All of the material below is to be retyped exactly.

**Data shown**
- - -

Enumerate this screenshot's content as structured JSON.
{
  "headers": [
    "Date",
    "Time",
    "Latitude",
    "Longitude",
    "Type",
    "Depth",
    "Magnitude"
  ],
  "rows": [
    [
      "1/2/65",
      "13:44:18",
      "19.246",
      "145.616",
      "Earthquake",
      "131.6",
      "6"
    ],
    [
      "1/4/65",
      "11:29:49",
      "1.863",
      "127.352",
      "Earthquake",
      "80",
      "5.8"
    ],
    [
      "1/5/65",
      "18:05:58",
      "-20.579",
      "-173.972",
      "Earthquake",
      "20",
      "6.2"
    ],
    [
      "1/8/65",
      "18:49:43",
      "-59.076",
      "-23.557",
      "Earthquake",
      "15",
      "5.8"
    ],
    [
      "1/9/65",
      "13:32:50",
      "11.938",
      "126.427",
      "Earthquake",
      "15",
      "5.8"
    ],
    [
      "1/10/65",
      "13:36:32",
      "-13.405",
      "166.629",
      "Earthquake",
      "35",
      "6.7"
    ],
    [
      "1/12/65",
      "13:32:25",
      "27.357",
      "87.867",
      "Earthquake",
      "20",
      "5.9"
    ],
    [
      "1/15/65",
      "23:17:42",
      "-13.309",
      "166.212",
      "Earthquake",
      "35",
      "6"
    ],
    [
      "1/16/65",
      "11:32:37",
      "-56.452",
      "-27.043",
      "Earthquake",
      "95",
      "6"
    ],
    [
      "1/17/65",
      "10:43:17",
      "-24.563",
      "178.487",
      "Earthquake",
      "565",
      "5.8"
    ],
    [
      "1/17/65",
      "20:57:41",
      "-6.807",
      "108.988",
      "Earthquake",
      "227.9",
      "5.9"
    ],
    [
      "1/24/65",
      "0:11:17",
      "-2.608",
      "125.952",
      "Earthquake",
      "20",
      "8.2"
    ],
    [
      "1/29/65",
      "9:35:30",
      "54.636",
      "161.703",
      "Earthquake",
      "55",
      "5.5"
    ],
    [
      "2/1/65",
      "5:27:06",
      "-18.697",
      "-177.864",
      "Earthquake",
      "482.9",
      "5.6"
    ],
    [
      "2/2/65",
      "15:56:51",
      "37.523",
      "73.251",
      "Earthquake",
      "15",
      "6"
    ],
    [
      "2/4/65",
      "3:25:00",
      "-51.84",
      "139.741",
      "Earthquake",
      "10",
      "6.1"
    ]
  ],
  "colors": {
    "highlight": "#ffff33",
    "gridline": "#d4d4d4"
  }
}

- - -

**The reply**
Enumerate this screenshot's content as structured JSON.
{
  "headers": [
    "Date",
    "Time",
    "Latitude",
    "Longitude",
    "Type",
    "Depth",
    "Magnitude"
  ],
  "rows": [
    [
      "1/2/65",
      "13:44:18",
      "19.246",
      "145.616",
      "Earthquake",
      "131.6",
      "6"
    ],
    [
      "1/4/65",
      "11:29:49",
      "1.863",
      "127.352",
      "Earthquake",
      "80",
      "5.8"
    ],
    [
      "1/5/65",
      "18:05:58",
      "-20.579",
      "-173.972",
      "Earthquake",
      "20",
      "6.2"
    ],
    [
      "1/8/65",
      "18:49:43",
      "-59.076",
      "-23.557",
      "Earthquake",
      "15",
      "5.8"
    ],
    [
      "1/9/65",
      "13:32:50",
      "11.938",
      "126.427",
      "Earthquake",
      "15",
      "5.8"
    ],
    [
      "1/10/65",
      "13:36:32",
      "-13.405",
      "166.629",
      "Earthquake",
      "35",
      "6.7"
    ],
    [
      "1/12/65",
      "13:32:25",
      "27.357",
      "87.867",
      "Earthquake",
      "20",
      "5.9"
    ],
    [
      "1/15/65",
      "23:17:42",
      "-13.309",
      "166.212",
      "Earthquake",
      "35",
      "6"
    ],
    [
      "1/16/65",
      "11:32:37",
      "-56.452",
      "-27.043",
      "Earthquake",
      "95",
      "6"
    ],
    [
      "1/17/65",
      "10:43:17",
      "-24.563",
      "178.487",
      "Earthquake",
      "565",
      "5.8"
    ],
    [
      "1/17/65",
      "20:57:41",
      "-6.807",
      "108.988",
      "Earthquake",
      "227.9",
      "5.9"
    ],
    [
      "1/24/65",
      "0:11:17",
      "-2.608",
      "125.952",
      "Earthquake",
      "20",
      "8.2"
    ],
    [
      "1/29/65",
      "9:35:30",
      "54.636",
      "161.703",
      "Earthquake",
      "55",
      "5.5"
    ],
    [
      "2/1/65",
      "5:27:06",
      "-18.697",
      "-177.864",
      "Earthquake",
      "482.9",
      "5.6"
    ],
    [
      "2/2/65",
      "15:56:51",
      "37.523",
      "73.251",
      "Earthquake",
      "15",
      "6"
    ],
    [
      "2/4/65",
      "3:25:00",
      "-51.84",
      "139.741",
      "Earthquake",
      "10",
      "6.1"
    ]
  ],
  "colors": {
    "highlight": "#ffff33",
    "gridline": "#d4d4d4"
  }
}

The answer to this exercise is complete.